Dataset records
=-=-=-=-=

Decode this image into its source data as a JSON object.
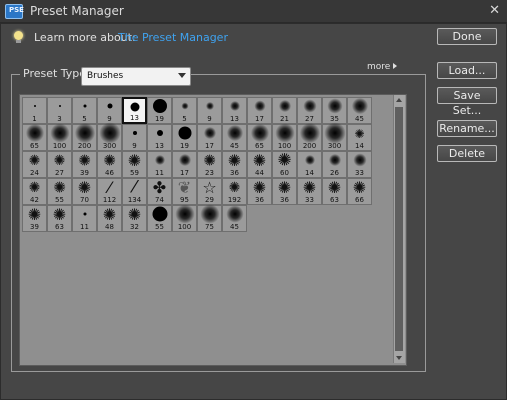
{
  "window": {
    "title": "Preset Manager",
    "close_glyph": "✕",
    "app_icon_text": "PSE"
  },
  "learn": {
    "label": "Learn more about:",
    "link": "The Preset Manager"
  },
  "buttons": {
    "done": "Done",
    "load": "Load...",
    "save_set": "Save Set...",
    "rename": "Rename...",
    "delete": "Delete"
  },
  "preset_type": {
    "label": "Preset Type:",
    "value": "Brushes"
  },
  "more": "more",
  "colors": {
    "background": "#464646",
    "link": "#3fa3f0",
    "grid": "#8f8f8f",
    "cell": "#9b9b9b"
  },
  "brushes": [
    {
      "size": "1",
      "kind": "hard",
      "d": 2
    },
    {
      "size": "3",
      "kind": "hard",
      "d": 2
    },
    {
      "size": "5",
      "kind": "hard",
      "d": 3
    },
    {
      "size": "9",
      "kind": "hard",
      "d": 5
    },
    {
      "size": "13",
      "kind": "hard",
      "d": 9,
      "selected": true
    },
    {
      "size": "19",
      "kind": "hard",
      "d": 14
    },
    {
      "size": "5",
      "kind": "soft",
      "d": 3
    },
    {
      "size": "9",
      "kind": "soft",
      "d": 4
    },
    {
      "size": "13",
      "kind": "soft",
      "d": 6
    },
    {
      "size": "17",
      "kind": "soft",
      "d": 7
    },
    {
      "size": "21",
      "kind": "soft",
      "d": 8
    },
    {
      "size": "27",
      "kind": "soft",
      "d": 9
    },
    {
      "size": "35",
      "kind": "soft",
      "d": 11
    },
    {
      "size": "45",
      "kind": "soft",
      "d": 12
    },
    {
      "size": "65",
      "kind": "soft",
      "d": 14
    },
    {
      "size": "100",
      "kind": "soft",
      "d": 15
    },
    {
      "size": "200",
      "kind": "soft",
      "d": 16
    },
    {
      "size": "300",
      "kind": "soft",
      "d": 17
    },
    {
      "size": "9",
      "kind": "hard",
      "d": 4
    },
    {
      "size": "13",
      "kind": "hard",
      "d": 6
    },
    {
      "size": "19",
      "kind": "hard",
      "d": 13
    },
    {
      "size": "17",
      "kind": "soft",
      "d": 8
    },
    {
      "size": "45",
      "kind": "soft",
      "d": 12
    },
    {
      "size": "65",
      "kind": "soft",
      "d": 14
    },
    {
      "size": "100",
      "kind": "soft",
      "d": 15
    },
    {
      "size": "200",
      "kind": "soft",
      "d": 16
    },
    {
      "size": "300",
      "kind": "soft",
      "d": 17
    },
    {
      "size": "14",
      "kind": "tex",
      "d": 10
    },
    {
      "size": "24",
      "kind": "tex",
      "d": 12
    },
    {
      "size": "27",
      "kind": "tex",
      "d": 12
    },
    {
      "size": "39",
      "kind": "tex",
      "d": 13
    },
    {
      "size": "46",
      "kind": "tex",
      "d": 13
    },
    {
      "size": "59",
      "kind": "tex",
      "d": 14
    },
    {
      "size": "11",
      "kind": "soft",
      "d": 6
    },
    {
      "size": "17",
      "kind": "soft",
      "d": 8
    },
    {
      "size": "23",
      "kind": "tex",
      "d": 13
    },
    {
      "size": "36",
      "kind": "tex",
      "d": 14
    },
    {
      "size": "44",
      "kind": "tex",
      "d": 14
    },
    {
      "size": "60",
      "kind": "tex",
      "d": 15
    },
    {
      "size": "14",
      "kind": "soft",
      "d": 6
    },
    {
      "size": "26",
      "kind": "soft",
      "d": 8
    },
    {
      "size": "33",
      "kind": "soft",
      "d": 9
    },
    {
      "size": "42",
      "kind": "tex",
      "d": 12
    },
    {
      "size": "55",
      "kind": "tex",
      "d": 13
    },
    {
      "size": "70",
      "kind": "tex",
      "d": 14
    },
    {
      "size": "112",
      "kind": "stroke",
      "d": 14
    },
    {
      "size": "134",
      "kind": "stroke",
      "d": 15
    },
    {
      "size": "74",
      "kind": "leaf",
      "d": 14
    },
    {
      "size": "95",
      "kind": "leafl",
      "d": 14
    },
    {
      "size": "29",
      "kind": "star",
      "d": 14
    },
    {
      "size": "192",
      "kind": "tex",
      "d": 12
    },
    {
      "size": "36",
      "kind": "tex",
      "d": 14
    },
    {
      "size": "36",
      "kind": "tex",
      "d": 14
    },
    {
      "size": "33",
      "kind": "tex",
      "d": 14
    },
    {
      "size": "63",
      "kind": "tex",
      "d": 14
    },
    {
      "size": "66",
      "kind": "tex",
      "d": 14
    },
    {
      "size": "39",
      "kind": "tex",
      "d": 14
    },
    {
      "size": "63",
      "kind": "tex",
      "d": 14
    },
    {
      "size": "11",
      "kind": "hard",
      "d": 3
    },
    {
      "size": "48",
      "kind": "tex",
      "d": 14
    },
    {
      "size": "32",
      "kind": "tex",
      "d": 14
    },
    {
      "size": "55",
      "kind": "hard",
      "d": 15
    },
    {
      "size": "100",
      "kind": "soft",
      "d": 15
    },
    {
      "size": "75",
      "kind": "soft",
      "d": 15
    },
    {
      "size": "45",
      "kind": "soft",
      "d": 13
    }
  ]
}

=-=-=-=-=

What is required: Retype the listing exactly. Pictures do not belong in the copy.

Full output:
Decode this image into its source data as a JSON object.
{
  "window": {
    "title": "Preset Manager",
    "close_glyph": "✕",
    "app_icon_text": "PSE"
  },
  "learn": {
    "label": "Learn more about:",
    "link": "The Preset Manager"
  },
  "buttons": {
    "done": "Done",
    "load": "Load...",
    "save_set": "Save Set...",
    "rename": "Rename...",
    "delete": "Delete"
  },
  "preset_type": {
    "label": "Preset Type:",
    "value": "Brushes"
  },
  "more": "more",
  "colors": {
    "background": "#464646",
    "link": "#3fa3f0",
    "grid": "#8f8f8f",
    "cell": "#9b9b9b"
  },
  "brushes": [
    {
      "size": "1",
      "kind": "hard",
      "d": 2
    },
    {
      "size": "3",
      "kind": "hard",
      "d": 2
    },
    {
      "size": "5",
      "kind": "hard",
      "d": 3
    },
    {
      "size": "9",
      "kind": "hard",
      "d": 5
    },
    {
      "size": "13",
      "kind": "hard",
      "d": 9,
      "selected": true
    },
    {
      "size": "19",
      "kind": "hard",
      "d": 14
    },
    {
      "size": "5",
      "kind": "soft",
      "d": 3
    },
    {
      "size": "9",
      "kind": "soft",
      "d": 4
    },
    {
      "size": "13",
      "kind": "soft",
      "d": 6
    },
    {
      "size": "17",
      "kind": "soft",
      "d": 7
    },
    {
      "size": "21",
      "kind": "soft",
      "d": 8
    },
    {
      "size": "27",
      "kind": "soft",
      "d": 9
    },
    {
      "size": "35",
      "kind": "soft",
      "d": 11
    },
    {
      "size": "45",
      "kind": "soft",
      "d": 12
    },
    {
      "size": "65",
      "kind": "soft",
      "d": 14
    },
    {
      "size": "100",
      "kind": "soft",
      "d": 15
    },
    {
      "size": "200",
      "kind": "soft",
      "d": 16
    },
    {
      "size": "300",
      "kind": "soft",
      "d": 17
    },
    {
      "size": "9",
      "kind": "hard",
      "d": 4
    },
    {
      "size": "13",
      "kind": "hard",
      "d": 6
    },
    {
      "size": "19",
      "kind": "hard",
      "d": 13
    },
    {
      "size": "17",
      "kind": "soft",
      "d": 8
    },
    {
      "size": "45",
      "kind": "soft",
      "d": 12
    },
    {
      "size": "65",
      "kind": "soft",
      "d": 14
    },
    {
      "size": "100",
      "kind": "soft",
      "d": 15
    },
    {
      "size": "200",
      "kind": "soft",
      "d": 16
    },
    {
      "size": "300",
      "kind": "soft",
      "d": 17
    },
    {
      "size": "14",
      "kind": "tex",
      "d": 10
    },
    {
      "size": "24",
      "kind": "tex",
      "d": 12
    },
    {
      "size": "27",
      "kind": "tex",
      "d": 12
    },
    {
      "size": "39",
      "kind": "tex",
      "d": 13
    },
    {
      "size": "46",
      "kind": "tex",
      "d": 13
    },
    {
      "size": "59",
      "kind": "tex",
      "d": 14
    },
    {
      "size": "11",
      "kind": "soft",
      "d": 6
    },
    {
      "size": "17",
      "kind": "soft",
      "d": 8
    },
    {
      "size": "23",
      "kind": "tex",
      "d": 13
    },
    {
      "size": "36",
      "kind": "tex",
      "d": 14
    },
    {
      "size": "44",
      "kind": "tex",
      "d": 14
    },
    {
      "size": "60",
      "kind": "tex",
      "d": 15
    },
    {
      "size": "14",
      "kind": "soft",
      "d": 6
    },
    {
      "size": "26",
      "kind": "soft",
      "d": 8
    },
    {
      "size": "33",
      "kind": "soft",
      "d": 9
    },
    {
      "size": "42",
      "kind": "tex",
      "d": 12
    },
    {
      "size": "55",
      "kind": "tex",
      "d": 13
    },
    {
      "size": "70",
      "kind": "tex",
      "d": 14
    },
    {
      "size": "112",
      "kind": "stroke",
      "d": 14
    },
    {
      "size": "134",
      "kind": "stroke",
      "d": 15
    },
    {
      "size": "74",
      "kind": "leaf",
      "d": 14
    },
    {
      "size": "95",
      "kind": "leafl",
      "d": 14
    },
    {
      "size": "29",
      "kind": "star",
      "d": 14
    },
    {
      "size": "192",
      "kind": "tex",
      "d": 12
    },
    {
      "size": "36",
      "kind": "tex",
      "d": 14
    },
    {
      "size": "36",
      "kind": "tex",
      "d": 14
    },
    {
      "size": "33",
      "kind": "tex",
      "d": 14
    },
    {
      "size": "63",
      "kind": "tex",
      "d": 14
    },
    {
      "size": "66",
      "kind": "tex",
      "d": 14
    },
    {
      "size": "39",
      "kind": "tex",
      "d": 14
    },
    {
      "size": "63",
      "kind": "tex",
      "d": 14
    },
    {
      "size": "11",
      "kind": "hard",
      "d": 3
    },
    {
      "size": "48",
      "kind": "tex",
      "d": 14
    },
    {
      "size": "32",
      "kind": "tex",
      "d": 14
    },
    {
      "size": "55",
      "kind": "hard",
      "d": 15
    },
    {
      "size": "100",
      "kind": "soft",
      "d": 15
    },
    {
      "size": "75",
      "kind": "soft",
      "d": 15
    },
    {
      "size": "45",
      "kind": "soft",
      "d": 13
    }
  ]
}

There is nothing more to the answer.